--- start Data extract ---

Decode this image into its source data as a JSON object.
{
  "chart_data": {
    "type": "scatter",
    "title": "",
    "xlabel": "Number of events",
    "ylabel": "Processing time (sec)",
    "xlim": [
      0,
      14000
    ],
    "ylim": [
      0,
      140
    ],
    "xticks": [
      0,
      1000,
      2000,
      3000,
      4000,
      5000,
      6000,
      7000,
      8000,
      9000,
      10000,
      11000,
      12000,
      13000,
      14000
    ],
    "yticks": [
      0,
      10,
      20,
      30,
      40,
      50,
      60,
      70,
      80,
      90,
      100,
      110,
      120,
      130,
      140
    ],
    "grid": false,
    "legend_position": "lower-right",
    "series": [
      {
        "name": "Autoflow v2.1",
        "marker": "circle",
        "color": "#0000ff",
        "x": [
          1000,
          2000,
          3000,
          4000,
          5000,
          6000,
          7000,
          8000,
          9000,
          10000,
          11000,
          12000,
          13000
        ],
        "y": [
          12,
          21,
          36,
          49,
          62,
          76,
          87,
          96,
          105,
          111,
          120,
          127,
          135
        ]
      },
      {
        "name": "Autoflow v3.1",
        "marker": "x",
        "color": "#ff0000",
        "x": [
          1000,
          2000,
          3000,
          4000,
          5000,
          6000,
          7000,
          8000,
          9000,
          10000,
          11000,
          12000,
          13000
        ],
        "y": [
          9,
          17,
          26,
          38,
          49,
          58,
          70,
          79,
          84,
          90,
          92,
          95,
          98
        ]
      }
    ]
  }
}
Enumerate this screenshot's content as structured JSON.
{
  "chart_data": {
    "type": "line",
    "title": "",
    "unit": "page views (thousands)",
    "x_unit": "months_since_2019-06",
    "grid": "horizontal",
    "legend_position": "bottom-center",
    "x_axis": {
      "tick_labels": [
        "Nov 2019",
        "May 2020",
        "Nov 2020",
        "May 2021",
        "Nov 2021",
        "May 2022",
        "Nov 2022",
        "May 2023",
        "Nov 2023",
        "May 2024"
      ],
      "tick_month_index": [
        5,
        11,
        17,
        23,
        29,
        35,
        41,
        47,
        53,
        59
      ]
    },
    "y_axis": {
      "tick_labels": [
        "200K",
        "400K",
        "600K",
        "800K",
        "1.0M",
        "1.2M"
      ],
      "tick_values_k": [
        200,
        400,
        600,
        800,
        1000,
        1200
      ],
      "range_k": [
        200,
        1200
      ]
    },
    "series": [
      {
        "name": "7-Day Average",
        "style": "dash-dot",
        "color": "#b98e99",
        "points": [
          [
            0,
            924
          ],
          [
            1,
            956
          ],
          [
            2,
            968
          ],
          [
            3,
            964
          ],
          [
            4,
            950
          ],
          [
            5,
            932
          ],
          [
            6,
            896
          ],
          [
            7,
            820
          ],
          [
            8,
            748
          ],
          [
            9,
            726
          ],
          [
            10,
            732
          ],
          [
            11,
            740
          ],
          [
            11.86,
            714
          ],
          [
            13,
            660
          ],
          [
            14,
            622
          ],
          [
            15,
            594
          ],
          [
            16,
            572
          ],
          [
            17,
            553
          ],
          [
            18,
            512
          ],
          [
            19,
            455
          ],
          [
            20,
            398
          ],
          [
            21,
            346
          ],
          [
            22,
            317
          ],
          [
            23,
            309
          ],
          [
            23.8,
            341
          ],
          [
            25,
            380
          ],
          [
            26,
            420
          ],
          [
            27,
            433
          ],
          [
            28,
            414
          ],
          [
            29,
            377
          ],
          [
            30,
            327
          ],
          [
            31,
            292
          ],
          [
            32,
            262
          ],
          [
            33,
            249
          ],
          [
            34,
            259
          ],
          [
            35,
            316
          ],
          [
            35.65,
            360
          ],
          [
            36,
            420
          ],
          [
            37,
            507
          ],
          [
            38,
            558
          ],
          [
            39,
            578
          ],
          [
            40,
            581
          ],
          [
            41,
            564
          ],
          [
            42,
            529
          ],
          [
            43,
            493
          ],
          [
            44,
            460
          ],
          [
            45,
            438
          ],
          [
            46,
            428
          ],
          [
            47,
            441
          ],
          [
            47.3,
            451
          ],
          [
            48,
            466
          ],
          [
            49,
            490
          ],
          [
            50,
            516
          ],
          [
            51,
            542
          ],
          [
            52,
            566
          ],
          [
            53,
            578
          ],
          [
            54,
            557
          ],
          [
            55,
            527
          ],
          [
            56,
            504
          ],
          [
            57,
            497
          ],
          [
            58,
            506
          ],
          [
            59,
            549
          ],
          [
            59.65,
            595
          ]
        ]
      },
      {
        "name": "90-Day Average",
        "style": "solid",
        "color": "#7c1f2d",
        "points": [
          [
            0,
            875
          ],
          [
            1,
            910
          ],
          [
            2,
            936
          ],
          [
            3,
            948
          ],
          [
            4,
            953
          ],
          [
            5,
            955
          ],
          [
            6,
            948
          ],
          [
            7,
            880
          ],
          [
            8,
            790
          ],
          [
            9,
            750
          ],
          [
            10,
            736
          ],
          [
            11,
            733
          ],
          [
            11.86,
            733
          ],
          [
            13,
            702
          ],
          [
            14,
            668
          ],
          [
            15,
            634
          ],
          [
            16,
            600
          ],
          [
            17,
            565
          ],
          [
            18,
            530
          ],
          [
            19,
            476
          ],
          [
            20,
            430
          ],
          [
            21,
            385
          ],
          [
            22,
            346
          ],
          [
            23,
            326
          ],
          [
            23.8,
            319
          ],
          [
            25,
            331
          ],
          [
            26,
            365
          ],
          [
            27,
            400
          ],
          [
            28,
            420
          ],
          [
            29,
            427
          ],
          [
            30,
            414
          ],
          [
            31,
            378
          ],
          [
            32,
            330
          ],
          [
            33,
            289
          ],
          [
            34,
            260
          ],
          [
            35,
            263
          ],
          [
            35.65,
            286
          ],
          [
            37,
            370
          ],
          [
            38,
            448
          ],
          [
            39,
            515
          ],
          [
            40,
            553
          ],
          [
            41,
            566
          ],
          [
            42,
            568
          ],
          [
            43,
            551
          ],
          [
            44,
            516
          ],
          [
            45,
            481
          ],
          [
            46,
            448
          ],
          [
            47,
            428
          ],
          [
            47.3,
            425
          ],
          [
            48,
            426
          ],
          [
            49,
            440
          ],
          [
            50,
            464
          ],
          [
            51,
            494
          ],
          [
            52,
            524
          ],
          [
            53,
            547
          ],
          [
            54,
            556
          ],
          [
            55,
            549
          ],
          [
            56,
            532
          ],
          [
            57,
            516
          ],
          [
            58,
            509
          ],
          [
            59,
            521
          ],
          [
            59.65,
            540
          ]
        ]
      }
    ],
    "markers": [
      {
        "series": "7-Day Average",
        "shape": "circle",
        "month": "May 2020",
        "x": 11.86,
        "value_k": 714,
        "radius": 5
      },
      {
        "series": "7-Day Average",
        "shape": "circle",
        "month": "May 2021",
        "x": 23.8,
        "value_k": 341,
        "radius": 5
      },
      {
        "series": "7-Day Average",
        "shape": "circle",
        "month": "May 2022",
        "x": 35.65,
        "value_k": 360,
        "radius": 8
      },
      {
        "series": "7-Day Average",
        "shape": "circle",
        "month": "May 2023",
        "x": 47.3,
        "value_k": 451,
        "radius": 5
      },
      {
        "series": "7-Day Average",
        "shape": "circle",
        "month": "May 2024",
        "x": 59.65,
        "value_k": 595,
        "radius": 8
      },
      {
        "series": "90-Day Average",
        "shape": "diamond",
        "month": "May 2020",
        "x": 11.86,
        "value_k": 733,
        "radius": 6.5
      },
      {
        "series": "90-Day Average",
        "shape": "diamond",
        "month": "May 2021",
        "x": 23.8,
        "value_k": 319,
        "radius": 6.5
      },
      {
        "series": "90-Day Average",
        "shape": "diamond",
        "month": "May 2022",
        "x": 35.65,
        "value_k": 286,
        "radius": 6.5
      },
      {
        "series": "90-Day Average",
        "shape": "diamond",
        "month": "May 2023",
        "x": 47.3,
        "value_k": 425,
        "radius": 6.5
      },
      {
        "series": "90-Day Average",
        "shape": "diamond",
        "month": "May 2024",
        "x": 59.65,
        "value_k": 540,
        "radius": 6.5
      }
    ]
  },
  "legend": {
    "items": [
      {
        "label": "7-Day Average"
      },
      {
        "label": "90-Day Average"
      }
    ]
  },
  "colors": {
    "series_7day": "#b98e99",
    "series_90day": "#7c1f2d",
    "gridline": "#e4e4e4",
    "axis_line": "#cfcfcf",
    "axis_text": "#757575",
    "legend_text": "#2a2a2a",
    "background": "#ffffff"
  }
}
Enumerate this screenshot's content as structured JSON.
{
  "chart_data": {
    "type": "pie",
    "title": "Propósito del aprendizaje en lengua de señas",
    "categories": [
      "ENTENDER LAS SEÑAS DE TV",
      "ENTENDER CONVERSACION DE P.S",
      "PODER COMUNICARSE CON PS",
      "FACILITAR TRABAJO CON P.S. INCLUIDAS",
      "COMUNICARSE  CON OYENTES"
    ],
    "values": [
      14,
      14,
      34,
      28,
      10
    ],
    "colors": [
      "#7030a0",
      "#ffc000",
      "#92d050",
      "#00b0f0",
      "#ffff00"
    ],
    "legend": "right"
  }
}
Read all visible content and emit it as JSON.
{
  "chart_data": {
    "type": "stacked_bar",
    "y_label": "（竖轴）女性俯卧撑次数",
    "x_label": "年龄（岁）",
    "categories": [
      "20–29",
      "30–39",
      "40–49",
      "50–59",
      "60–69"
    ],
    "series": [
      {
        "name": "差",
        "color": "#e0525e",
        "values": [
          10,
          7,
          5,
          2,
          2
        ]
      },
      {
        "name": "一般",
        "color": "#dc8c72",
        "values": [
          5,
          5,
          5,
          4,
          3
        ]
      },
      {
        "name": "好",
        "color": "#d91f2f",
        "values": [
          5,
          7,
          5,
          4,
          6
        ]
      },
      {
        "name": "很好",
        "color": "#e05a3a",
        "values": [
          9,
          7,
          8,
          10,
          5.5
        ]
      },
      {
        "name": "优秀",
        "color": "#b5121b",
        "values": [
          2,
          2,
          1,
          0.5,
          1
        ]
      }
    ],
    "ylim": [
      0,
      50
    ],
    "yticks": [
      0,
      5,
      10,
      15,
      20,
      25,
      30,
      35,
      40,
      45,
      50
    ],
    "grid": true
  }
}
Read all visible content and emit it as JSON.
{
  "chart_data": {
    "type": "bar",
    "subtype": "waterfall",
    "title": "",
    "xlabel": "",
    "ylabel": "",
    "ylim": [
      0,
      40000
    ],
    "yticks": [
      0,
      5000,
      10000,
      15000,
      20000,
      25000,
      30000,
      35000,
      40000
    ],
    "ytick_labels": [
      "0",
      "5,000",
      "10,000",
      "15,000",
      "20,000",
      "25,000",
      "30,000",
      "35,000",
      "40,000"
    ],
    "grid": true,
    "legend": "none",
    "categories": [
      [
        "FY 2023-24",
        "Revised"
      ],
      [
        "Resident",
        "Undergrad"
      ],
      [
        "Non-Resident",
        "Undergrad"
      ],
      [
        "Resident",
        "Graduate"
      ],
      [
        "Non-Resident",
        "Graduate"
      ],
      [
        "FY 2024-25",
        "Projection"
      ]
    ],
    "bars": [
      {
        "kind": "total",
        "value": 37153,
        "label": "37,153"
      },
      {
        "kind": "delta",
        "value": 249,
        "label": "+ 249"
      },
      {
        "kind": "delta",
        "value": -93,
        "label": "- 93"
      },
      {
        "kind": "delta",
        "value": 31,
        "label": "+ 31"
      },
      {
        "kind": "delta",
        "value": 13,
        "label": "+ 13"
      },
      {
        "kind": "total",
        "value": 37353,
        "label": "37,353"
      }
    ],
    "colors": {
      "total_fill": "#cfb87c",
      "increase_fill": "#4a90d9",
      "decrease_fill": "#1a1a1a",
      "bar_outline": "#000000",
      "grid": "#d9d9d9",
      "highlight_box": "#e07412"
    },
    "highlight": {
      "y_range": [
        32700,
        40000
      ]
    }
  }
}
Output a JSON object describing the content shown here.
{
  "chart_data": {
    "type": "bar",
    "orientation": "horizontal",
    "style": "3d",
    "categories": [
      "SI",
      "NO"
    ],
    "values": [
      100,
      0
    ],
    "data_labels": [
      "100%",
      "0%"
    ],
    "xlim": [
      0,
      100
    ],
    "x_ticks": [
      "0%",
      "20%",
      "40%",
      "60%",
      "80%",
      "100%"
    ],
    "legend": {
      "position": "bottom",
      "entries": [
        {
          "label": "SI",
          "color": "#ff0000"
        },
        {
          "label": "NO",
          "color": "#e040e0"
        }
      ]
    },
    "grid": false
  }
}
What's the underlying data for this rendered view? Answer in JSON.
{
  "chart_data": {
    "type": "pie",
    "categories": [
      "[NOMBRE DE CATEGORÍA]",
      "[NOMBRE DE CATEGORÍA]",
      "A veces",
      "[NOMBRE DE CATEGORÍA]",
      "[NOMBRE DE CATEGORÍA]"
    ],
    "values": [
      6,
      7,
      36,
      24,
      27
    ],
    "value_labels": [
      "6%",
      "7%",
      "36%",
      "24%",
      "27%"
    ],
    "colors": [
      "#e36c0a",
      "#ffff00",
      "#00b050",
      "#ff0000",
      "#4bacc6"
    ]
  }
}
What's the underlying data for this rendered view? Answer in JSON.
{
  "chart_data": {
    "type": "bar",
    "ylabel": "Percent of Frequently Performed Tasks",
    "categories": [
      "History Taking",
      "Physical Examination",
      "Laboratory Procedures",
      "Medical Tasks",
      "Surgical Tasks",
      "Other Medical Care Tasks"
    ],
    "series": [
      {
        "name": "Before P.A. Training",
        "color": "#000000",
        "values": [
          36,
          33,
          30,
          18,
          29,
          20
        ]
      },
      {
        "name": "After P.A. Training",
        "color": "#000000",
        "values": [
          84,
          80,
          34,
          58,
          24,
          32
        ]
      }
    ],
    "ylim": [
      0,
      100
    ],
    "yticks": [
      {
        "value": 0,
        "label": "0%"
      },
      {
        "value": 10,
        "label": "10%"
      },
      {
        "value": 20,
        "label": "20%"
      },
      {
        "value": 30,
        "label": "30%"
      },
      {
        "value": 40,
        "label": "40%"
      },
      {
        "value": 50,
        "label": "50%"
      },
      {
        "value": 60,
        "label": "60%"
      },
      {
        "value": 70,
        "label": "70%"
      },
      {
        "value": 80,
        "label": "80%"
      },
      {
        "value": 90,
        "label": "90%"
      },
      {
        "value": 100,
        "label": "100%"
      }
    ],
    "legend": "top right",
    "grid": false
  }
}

--- end Data extract ---

▶ _Task brief_: What is the number of lines that hold the string "Autoflow"? Reply with that number alone.

▶ _Task response_: 2